**Instruction**
Keep every line where the word "name" appears; drop the rest.

**Records supplied**
****************
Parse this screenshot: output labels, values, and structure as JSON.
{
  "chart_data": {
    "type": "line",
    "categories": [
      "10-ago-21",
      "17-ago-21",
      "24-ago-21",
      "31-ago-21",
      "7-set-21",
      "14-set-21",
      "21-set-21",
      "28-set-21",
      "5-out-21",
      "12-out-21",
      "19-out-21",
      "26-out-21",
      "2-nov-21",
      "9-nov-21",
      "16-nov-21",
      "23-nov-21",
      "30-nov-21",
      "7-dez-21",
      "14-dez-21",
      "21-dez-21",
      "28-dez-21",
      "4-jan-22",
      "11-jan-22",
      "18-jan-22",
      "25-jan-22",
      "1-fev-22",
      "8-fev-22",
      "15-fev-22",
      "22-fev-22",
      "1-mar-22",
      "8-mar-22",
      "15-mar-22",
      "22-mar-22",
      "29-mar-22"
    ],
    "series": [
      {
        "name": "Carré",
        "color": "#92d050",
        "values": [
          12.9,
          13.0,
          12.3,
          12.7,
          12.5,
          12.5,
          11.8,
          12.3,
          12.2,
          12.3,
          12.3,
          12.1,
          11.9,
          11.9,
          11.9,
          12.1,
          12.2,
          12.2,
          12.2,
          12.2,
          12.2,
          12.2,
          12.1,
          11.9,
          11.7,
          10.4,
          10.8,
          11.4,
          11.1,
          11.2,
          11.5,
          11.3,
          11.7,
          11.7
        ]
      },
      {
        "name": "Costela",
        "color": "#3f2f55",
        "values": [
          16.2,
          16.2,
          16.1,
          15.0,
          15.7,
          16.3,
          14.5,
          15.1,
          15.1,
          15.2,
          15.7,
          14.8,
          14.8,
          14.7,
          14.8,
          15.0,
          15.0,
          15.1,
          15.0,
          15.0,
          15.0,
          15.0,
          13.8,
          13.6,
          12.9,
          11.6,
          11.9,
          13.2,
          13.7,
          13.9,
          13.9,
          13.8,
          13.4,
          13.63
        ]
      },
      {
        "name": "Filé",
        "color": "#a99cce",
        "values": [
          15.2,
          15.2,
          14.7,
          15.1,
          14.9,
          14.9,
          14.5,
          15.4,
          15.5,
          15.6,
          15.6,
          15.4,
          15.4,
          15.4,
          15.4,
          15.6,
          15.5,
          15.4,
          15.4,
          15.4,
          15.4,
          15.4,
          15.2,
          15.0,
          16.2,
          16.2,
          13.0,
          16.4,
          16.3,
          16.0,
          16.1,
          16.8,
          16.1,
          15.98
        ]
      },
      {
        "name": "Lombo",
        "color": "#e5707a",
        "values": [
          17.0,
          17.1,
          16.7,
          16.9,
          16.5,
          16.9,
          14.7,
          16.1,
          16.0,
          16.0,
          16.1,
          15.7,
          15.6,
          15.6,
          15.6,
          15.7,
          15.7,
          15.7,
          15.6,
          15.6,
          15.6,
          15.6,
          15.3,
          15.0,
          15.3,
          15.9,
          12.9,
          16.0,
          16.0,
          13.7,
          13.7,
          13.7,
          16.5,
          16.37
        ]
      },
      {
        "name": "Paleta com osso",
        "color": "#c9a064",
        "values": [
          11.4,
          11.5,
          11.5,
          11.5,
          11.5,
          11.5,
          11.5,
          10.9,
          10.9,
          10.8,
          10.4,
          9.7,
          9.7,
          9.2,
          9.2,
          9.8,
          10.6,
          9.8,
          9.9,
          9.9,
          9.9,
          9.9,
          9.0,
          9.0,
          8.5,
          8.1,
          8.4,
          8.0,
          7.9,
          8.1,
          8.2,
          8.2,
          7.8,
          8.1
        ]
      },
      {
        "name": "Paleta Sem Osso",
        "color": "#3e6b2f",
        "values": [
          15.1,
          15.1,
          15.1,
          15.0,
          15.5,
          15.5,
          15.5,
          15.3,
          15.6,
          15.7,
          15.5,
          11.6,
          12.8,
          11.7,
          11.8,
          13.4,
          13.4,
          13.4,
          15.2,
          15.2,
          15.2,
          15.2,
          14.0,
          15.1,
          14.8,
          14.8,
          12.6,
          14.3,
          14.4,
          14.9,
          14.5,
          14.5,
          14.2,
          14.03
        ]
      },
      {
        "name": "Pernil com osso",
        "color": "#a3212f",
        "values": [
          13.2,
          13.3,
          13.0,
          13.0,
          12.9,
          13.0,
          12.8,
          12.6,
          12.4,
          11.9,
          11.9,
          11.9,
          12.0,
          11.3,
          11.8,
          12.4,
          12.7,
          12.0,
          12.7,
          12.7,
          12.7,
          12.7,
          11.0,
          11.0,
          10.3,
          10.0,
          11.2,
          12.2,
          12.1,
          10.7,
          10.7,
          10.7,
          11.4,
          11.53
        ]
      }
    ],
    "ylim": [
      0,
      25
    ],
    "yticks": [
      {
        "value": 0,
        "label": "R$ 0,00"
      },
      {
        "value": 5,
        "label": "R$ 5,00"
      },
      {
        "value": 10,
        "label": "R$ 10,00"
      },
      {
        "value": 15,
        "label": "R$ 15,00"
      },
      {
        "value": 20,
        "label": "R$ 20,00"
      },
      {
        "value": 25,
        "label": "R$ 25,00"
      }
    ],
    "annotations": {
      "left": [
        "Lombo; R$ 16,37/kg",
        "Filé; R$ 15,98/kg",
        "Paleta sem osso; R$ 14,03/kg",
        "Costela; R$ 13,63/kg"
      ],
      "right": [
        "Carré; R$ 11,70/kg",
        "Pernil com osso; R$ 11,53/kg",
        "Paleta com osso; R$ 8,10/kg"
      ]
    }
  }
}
****************
**Task answer**
        "name": "Carré",
        "name": "Costela",
        "name": "Filé",
        "name": "Lombo",
        "name": "Paleta com osso",
        "name": "Paleta Sem Osso",
        "name": "Pernil com osso",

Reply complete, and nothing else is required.